YOUR GOAL:
Copy each line below in which the word "this" occurs.

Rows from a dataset
----------------

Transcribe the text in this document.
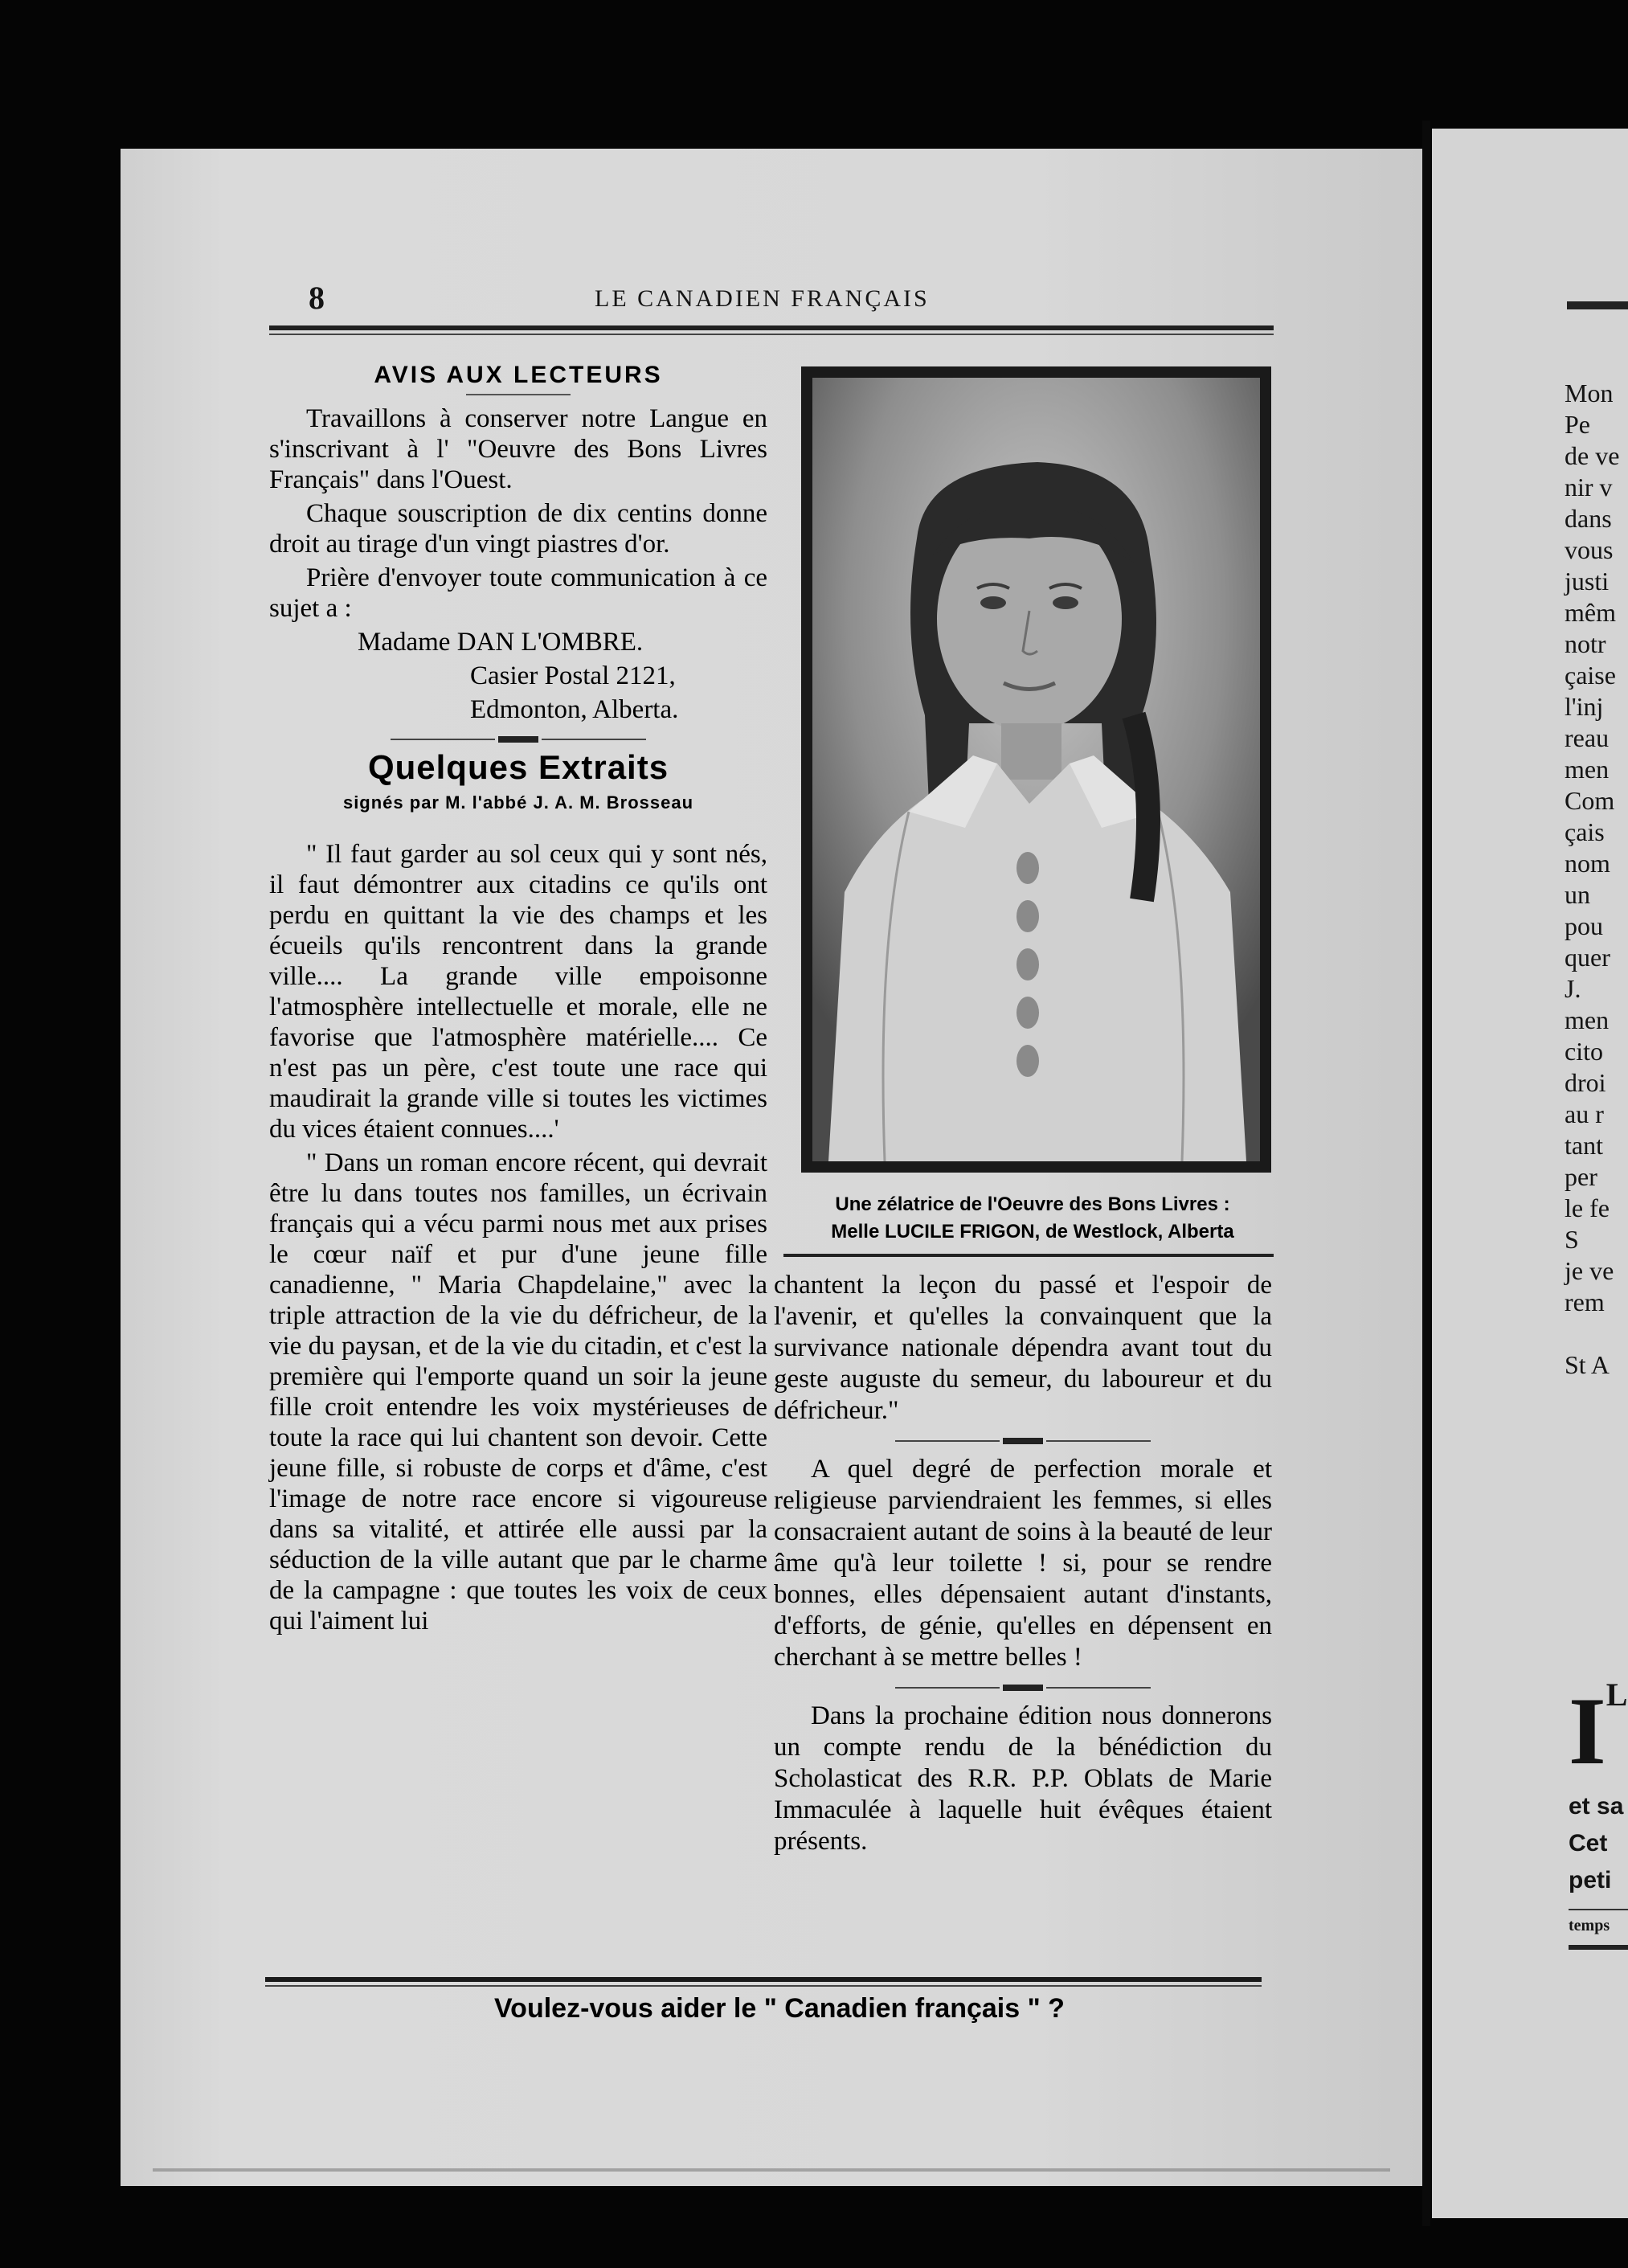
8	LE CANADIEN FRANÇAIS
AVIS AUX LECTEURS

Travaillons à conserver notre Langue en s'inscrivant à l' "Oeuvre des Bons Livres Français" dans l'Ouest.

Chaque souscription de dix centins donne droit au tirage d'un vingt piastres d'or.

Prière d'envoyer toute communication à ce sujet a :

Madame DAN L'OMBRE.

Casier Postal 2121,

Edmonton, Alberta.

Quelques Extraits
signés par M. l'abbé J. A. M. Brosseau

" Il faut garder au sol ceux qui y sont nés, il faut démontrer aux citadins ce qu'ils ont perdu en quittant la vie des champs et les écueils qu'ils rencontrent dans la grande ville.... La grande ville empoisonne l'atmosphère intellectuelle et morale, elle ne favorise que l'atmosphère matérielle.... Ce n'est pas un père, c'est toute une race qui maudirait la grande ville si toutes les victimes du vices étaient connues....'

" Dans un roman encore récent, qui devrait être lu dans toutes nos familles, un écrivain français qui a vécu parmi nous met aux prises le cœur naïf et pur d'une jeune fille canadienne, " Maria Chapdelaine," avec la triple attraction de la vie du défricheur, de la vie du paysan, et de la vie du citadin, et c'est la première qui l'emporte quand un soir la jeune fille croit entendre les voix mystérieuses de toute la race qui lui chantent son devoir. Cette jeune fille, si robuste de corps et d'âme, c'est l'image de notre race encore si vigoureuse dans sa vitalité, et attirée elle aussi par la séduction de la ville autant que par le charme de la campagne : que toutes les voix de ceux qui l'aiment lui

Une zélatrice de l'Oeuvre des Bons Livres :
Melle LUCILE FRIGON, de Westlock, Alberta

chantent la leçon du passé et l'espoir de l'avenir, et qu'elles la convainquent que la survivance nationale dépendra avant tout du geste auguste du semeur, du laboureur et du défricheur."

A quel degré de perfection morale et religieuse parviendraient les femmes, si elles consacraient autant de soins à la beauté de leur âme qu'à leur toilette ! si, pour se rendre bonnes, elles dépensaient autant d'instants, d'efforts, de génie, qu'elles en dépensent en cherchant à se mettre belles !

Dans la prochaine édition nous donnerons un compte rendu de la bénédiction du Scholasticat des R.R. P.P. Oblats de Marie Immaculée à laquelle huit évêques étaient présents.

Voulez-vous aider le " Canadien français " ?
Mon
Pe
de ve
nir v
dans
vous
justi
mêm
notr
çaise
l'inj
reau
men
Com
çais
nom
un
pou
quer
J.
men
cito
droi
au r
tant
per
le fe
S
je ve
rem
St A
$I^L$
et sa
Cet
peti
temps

----------------

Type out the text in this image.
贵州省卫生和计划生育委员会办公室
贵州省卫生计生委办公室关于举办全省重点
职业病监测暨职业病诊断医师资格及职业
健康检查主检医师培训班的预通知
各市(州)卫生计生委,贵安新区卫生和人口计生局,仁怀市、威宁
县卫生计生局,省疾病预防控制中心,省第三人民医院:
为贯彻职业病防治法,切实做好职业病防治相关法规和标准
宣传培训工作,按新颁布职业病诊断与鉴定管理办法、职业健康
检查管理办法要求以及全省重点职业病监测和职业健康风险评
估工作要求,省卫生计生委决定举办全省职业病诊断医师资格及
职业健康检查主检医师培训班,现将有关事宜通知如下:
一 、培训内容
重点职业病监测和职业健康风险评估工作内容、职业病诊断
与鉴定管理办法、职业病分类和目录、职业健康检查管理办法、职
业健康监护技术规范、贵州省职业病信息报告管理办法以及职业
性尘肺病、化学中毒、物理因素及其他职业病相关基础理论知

----------------

EXERCISE SOLUTION:
Transcribe the text in this document.
Type out the text in this image.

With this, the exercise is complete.